Records for the task:
------------------------------------------------

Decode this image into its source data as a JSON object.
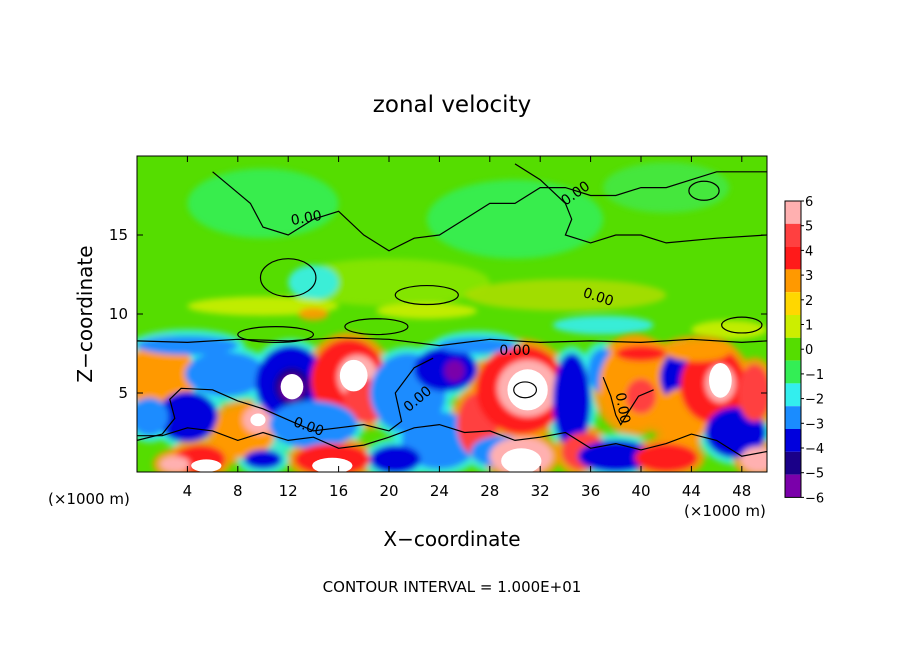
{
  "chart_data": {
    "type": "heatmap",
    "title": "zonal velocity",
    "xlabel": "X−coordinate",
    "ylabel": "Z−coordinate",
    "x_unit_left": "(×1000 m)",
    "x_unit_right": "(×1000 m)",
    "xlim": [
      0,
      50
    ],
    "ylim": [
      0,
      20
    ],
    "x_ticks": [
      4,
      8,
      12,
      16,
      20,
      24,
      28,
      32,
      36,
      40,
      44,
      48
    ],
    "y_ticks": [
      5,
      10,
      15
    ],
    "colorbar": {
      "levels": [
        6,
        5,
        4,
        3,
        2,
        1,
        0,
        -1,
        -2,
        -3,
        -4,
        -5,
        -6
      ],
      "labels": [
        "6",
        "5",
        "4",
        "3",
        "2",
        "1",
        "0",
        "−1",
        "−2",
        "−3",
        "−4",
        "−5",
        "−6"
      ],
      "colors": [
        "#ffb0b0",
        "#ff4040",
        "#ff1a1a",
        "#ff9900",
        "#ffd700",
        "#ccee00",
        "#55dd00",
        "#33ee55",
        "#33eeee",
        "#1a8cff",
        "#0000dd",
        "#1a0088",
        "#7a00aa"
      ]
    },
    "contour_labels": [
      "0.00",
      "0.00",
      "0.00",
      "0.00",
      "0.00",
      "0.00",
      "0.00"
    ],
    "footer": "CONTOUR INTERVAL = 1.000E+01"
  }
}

------------------------------------------------

Objective: Count all lines of the data that include "coordinate". The answer is the number alone.

Correct answer: 2